-------- PASSAGE GIVEN --------

It is a principal object of the present invention to provide a new class of organic-inorganic hybrid corrosion inhibitor pigments which overcome the above discussed disadvantages related to segregation and to inhibition of coating curing processes. It is a further important object to provide organic-inorganic microcomposite hybrid corrosion inhibitor pigments which display synergistically enhanced effectiveness with respect to corrosion inhibition. In accordance with an important aspect of this invention, the multi-phase hybrid corrosion inhibitor pigments of this invention are not separable into the individual constituent phases by means of procedures such as floatation, flooding or sedimentation in suspensions.

In accordance with an important embodiment, thio-organic salts, such as Zn(MBT)2, among others, and inorganic constituents such as ZnNCN are incorporated into pigment grade organic-inorganic hybrids. The hybrids are found to possess heretofore undiscovered corrosion inhibiting properties on a wide variety of metals.
In accordance with further aspects of the invention, novel procedures are disclosed for synthesis of inorganic/organic hybrids which are in the characteristic micro-composite structural state.
It is the interface formed between the constituent organic and inorganic phases, which is a characteristic structural feature of micro-composite hybrids obtained pursuant to the present invention. As a consequence, the organic and inorganic solid phase constituents, interfaced at a micro-crystalline or "crystallite" levels, form unitary hybrids , which display typical uniphase behavior with respect to some physical properties, critical in paint applications.
In contrast to ordinary physical multi phase organic-inorganic mixtures, finely divided pigment grade hybrids of the present invention do not segregate into phase components by physical processes such as flotation or flooding.

-------- STORED RECORDS --------

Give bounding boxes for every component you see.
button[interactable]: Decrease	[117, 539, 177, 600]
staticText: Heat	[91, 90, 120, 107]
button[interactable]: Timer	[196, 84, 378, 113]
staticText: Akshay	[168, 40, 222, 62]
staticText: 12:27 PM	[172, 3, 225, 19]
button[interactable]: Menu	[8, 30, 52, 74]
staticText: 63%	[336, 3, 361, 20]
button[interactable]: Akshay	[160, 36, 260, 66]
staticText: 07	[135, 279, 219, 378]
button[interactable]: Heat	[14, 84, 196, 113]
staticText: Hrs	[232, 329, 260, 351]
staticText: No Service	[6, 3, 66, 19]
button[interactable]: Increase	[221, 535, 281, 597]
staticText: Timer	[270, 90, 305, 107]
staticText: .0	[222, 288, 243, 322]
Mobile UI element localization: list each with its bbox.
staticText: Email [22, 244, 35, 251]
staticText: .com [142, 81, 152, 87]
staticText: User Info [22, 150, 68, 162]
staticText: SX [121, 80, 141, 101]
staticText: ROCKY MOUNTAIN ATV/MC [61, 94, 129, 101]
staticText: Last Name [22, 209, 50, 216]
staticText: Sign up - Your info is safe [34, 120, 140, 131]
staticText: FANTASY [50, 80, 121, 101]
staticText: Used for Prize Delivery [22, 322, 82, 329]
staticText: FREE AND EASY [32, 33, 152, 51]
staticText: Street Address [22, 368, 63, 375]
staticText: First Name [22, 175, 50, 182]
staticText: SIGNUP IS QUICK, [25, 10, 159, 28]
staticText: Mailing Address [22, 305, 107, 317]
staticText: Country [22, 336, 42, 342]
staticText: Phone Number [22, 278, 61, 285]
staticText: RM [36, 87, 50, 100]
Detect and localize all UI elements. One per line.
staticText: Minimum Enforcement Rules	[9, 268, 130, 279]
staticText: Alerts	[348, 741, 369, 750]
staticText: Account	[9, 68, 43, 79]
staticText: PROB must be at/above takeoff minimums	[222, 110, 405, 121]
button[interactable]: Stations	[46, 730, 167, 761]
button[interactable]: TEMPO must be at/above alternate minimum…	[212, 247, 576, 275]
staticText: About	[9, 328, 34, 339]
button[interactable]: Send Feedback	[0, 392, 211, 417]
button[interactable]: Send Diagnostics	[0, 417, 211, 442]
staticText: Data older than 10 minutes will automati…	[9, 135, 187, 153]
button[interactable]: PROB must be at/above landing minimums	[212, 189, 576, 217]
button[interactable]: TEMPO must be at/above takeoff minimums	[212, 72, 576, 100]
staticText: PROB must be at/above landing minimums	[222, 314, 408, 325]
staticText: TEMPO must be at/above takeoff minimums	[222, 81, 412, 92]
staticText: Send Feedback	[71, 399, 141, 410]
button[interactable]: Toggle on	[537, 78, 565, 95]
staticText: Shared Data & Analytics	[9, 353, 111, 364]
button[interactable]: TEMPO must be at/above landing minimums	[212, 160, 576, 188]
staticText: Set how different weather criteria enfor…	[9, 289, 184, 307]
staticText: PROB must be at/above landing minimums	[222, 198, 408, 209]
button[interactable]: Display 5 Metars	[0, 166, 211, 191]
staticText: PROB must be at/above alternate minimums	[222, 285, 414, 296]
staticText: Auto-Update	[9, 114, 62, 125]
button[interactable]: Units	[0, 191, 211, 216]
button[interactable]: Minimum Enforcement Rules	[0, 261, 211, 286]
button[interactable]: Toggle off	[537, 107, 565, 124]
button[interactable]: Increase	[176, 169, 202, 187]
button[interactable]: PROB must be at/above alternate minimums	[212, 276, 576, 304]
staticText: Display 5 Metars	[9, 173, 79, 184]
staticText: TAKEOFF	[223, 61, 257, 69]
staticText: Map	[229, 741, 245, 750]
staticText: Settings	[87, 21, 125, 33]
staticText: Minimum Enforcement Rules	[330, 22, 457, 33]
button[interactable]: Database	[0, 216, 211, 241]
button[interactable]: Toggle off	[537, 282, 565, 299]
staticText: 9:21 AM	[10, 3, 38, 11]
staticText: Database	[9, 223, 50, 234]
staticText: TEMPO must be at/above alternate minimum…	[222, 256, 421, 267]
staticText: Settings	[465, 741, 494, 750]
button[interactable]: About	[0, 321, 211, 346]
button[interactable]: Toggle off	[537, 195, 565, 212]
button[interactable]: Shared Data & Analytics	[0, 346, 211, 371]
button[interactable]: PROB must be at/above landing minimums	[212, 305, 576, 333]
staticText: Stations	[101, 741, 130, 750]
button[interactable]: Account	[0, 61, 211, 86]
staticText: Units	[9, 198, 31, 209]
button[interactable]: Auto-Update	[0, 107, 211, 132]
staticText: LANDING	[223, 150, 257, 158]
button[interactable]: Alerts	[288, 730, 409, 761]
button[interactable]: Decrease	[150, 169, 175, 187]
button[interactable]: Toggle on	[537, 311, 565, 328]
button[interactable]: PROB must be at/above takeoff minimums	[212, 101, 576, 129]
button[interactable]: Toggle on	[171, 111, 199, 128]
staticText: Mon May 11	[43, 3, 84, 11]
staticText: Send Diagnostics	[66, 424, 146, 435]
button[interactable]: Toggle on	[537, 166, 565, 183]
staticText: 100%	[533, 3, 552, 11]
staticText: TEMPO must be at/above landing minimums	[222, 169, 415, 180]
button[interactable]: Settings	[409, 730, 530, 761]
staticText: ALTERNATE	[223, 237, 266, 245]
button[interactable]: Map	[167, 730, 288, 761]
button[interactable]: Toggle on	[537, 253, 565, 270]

--------

Edit the passage on hybrid corrosion inhibitor pigments from "It is the interface" to "in paint applications.", putting "single" wherever "unitary" appears.

It is the interface formed between the constituent organic and inorganic phases, which is a characteristic structural feature of micro-composite hybrids obtained pursuant to the present invention. As a consequence, the organic and inorganic solid phase constituents, interfaced at a micro-crystalline or "crystallite" levels, form single hybrids , which display typical uniphase behavior with respect to some physical properties, critical in paint applications.